● What to work on
In the records that follow, locate every line with "软件工程" and extract it.
***** Supplied entries
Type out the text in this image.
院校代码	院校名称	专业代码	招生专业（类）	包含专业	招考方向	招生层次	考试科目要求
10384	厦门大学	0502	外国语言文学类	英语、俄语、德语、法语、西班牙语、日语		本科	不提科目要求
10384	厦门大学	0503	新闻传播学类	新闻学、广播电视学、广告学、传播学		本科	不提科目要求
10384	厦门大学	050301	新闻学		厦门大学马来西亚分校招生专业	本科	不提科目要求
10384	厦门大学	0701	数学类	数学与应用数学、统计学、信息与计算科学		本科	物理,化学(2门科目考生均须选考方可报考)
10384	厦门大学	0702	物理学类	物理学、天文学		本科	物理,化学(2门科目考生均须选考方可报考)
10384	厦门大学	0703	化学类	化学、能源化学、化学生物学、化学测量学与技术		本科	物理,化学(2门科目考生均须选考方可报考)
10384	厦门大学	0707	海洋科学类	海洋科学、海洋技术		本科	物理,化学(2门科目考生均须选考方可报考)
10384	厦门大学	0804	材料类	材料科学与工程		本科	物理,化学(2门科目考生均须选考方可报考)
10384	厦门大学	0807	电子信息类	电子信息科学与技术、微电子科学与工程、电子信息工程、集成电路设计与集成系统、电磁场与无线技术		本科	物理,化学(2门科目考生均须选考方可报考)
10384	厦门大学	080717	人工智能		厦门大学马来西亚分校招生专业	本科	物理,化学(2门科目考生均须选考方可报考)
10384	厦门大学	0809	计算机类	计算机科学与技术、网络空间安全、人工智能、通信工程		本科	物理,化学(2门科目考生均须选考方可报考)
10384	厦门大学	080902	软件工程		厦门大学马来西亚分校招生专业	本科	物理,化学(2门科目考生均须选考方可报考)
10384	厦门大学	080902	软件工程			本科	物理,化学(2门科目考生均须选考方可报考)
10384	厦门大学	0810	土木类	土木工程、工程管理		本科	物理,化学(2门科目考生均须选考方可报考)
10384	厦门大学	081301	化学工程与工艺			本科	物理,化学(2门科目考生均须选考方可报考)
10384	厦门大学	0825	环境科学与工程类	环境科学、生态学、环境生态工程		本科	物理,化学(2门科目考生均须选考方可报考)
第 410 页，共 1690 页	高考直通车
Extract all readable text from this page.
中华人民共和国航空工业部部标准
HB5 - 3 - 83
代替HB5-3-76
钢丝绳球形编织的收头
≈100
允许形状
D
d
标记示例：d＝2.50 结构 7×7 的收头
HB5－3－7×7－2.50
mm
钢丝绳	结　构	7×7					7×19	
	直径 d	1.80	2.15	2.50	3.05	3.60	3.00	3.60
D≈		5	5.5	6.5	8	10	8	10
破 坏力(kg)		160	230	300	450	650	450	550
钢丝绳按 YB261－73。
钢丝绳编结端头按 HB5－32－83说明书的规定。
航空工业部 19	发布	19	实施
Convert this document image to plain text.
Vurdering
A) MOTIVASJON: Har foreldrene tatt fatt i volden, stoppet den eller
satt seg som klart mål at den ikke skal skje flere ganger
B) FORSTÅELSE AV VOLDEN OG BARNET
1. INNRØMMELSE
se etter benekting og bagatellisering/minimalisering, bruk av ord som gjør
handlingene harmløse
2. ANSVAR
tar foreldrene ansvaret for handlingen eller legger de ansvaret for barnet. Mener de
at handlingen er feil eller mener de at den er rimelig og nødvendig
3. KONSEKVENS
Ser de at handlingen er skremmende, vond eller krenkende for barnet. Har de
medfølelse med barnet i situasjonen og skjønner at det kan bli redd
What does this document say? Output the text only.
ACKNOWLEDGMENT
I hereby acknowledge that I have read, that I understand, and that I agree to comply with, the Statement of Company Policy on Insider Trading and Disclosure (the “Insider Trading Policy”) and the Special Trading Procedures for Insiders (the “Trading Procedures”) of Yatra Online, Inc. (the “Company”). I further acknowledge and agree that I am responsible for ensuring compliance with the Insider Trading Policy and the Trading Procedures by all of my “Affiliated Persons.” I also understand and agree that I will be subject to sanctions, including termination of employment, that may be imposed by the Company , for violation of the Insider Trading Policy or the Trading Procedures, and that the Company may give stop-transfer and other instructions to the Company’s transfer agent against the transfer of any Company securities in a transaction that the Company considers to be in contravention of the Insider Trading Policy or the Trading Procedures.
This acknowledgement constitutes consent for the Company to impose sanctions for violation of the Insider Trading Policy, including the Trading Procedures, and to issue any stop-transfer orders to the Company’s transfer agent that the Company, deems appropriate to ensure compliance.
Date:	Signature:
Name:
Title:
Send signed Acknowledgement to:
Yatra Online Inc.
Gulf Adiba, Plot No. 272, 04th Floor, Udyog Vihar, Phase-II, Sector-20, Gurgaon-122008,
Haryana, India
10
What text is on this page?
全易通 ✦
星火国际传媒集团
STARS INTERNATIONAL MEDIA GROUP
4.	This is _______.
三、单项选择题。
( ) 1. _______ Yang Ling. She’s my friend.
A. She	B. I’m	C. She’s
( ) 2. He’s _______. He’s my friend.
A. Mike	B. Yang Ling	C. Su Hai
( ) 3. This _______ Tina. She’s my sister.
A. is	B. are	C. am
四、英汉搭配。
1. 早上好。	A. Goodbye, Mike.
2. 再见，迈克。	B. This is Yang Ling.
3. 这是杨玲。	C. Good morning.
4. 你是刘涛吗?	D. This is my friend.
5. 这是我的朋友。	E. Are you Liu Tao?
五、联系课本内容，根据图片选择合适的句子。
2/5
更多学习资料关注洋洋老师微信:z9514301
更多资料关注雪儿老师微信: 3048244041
**********
● Task solution
10384	厦门大学	080902	软件工程		厦门大学马来西亚分校招生专业	本科	物理,化学(2门科目考生均须选考方可报考)
10384	厦门大学	080902	软件工程			本科	物理,化学(2门科目考生均须选考方可报考)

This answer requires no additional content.